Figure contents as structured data
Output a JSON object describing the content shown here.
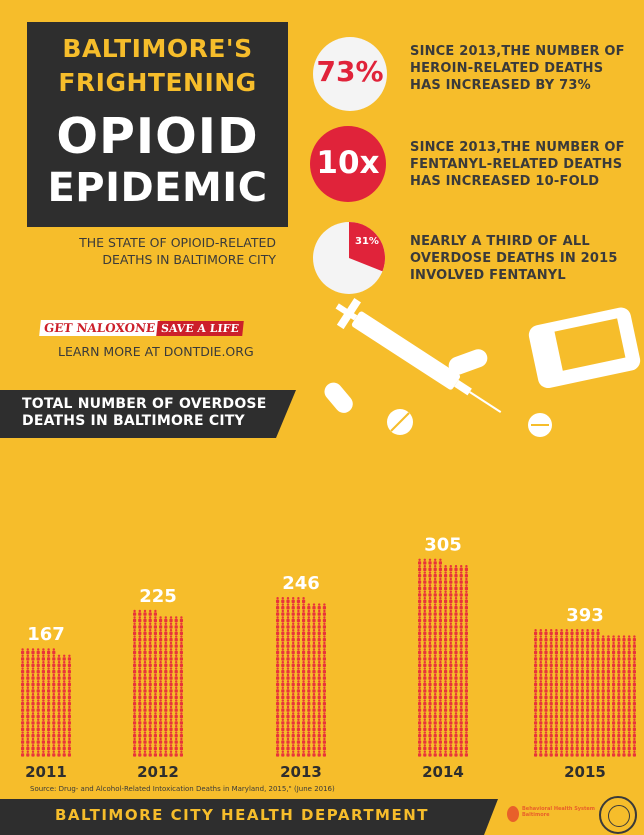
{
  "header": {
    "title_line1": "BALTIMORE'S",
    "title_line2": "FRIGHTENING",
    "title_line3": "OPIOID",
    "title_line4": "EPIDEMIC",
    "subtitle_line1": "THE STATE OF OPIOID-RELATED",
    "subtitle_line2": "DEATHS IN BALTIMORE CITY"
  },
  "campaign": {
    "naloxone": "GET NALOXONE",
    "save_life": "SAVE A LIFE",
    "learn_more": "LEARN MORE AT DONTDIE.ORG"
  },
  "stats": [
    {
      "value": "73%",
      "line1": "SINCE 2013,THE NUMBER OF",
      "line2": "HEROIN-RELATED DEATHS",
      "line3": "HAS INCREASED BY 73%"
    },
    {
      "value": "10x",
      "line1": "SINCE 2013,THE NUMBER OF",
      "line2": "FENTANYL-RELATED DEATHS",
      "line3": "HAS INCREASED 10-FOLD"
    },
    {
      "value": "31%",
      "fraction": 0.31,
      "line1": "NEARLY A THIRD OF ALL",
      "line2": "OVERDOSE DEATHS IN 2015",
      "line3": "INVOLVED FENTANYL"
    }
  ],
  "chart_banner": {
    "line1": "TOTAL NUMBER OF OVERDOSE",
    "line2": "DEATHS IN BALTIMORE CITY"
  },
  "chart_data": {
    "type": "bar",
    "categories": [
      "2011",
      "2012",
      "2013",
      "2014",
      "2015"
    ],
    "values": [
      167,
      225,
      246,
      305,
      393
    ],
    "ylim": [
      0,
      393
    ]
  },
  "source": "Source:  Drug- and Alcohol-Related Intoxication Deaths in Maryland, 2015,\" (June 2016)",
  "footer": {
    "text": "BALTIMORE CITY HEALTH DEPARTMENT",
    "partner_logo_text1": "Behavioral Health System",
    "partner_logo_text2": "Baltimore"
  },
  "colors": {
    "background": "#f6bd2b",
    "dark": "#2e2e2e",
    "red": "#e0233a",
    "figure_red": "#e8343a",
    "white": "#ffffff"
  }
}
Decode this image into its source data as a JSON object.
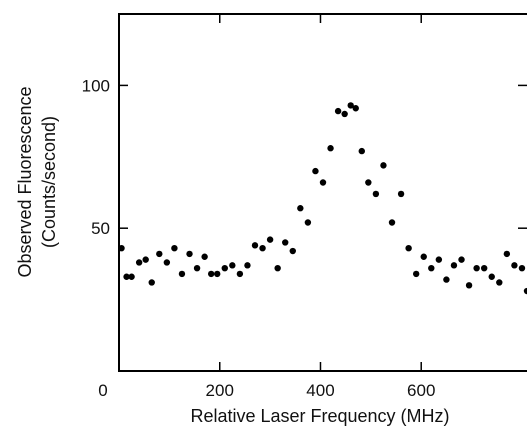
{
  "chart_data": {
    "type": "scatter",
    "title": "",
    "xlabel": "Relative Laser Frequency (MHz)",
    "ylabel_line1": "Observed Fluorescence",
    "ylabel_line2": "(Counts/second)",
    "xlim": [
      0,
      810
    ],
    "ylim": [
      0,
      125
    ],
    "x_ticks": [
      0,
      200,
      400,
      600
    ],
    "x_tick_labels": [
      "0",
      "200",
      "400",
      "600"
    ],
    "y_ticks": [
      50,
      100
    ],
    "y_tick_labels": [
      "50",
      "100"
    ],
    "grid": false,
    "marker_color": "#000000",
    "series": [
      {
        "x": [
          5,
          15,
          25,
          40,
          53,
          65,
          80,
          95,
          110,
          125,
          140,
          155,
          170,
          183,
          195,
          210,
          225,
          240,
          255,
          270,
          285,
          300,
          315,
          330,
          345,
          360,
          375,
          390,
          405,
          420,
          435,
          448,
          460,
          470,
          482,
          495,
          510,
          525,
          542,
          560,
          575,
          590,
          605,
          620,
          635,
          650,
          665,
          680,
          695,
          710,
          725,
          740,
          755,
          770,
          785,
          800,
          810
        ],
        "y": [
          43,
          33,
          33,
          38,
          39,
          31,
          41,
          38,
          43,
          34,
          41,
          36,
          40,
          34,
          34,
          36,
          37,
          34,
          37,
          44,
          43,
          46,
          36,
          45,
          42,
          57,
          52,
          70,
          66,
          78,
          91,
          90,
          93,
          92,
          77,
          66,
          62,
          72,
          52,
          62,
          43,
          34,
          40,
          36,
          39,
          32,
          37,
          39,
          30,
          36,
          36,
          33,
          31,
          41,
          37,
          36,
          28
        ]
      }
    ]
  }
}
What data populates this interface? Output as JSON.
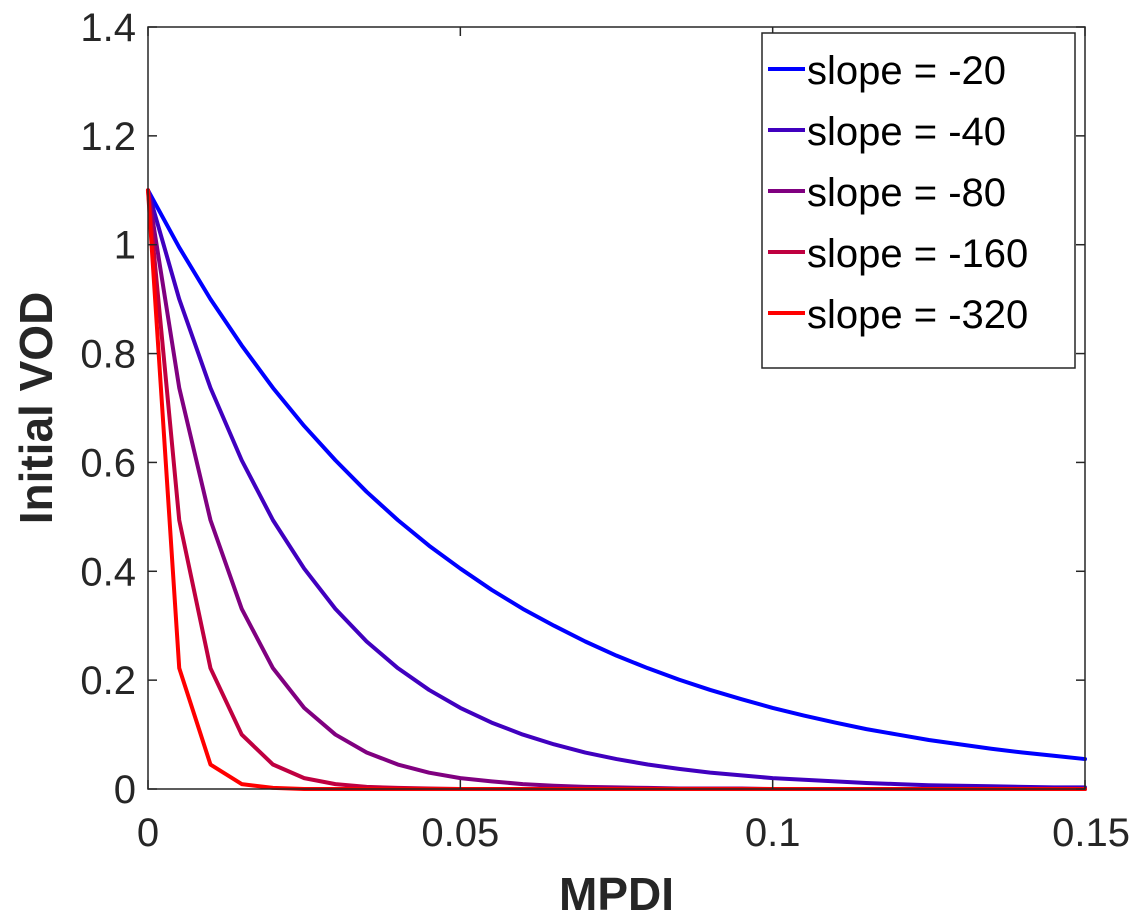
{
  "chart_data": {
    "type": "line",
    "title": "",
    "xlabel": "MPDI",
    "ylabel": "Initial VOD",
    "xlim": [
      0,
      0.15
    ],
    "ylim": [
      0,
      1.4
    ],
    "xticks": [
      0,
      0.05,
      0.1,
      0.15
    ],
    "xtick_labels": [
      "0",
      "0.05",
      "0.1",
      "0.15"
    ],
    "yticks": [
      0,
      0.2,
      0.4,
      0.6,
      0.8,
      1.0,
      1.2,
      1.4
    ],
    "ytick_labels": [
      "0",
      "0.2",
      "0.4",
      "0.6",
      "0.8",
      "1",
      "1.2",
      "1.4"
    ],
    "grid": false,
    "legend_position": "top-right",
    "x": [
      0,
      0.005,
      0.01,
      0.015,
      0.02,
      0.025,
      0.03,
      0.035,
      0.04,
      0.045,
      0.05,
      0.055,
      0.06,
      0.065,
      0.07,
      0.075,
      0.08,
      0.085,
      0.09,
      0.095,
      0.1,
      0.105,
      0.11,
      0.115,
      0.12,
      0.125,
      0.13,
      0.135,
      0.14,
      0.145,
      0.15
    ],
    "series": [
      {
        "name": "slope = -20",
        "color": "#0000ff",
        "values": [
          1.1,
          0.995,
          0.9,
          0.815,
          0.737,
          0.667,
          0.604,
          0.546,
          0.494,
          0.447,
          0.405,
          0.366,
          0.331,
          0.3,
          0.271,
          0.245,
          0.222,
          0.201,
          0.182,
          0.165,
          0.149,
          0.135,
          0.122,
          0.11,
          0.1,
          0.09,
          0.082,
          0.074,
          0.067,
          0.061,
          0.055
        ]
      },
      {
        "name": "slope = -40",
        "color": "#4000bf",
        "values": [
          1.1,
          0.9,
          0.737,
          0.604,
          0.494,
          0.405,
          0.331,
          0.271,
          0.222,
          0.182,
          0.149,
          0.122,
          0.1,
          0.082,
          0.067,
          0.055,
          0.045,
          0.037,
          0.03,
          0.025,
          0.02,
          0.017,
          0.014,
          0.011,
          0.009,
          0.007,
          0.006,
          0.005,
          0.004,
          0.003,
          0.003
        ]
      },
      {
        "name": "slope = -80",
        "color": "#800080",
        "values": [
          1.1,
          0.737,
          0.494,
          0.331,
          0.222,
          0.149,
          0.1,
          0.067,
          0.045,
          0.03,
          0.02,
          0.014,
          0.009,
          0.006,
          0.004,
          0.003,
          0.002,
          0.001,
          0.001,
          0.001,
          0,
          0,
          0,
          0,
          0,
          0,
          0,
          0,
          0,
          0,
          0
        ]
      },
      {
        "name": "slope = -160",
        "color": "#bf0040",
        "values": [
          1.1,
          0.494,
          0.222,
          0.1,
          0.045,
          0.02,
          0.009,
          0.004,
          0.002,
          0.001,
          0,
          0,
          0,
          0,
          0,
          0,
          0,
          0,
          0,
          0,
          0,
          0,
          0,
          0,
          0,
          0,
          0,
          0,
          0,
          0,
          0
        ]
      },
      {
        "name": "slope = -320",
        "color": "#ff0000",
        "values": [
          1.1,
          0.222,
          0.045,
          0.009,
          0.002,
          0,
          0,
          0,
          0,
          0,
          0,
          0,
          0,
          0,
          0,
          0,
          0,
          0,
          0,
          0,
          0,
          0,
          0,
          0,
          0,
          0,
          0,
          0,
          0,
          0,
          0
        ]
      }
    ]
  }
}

- The request -
How many of the listing's lines contain "OVERDOSE"? Respond with a single number and nothing else.

- Answer for this exercise -
2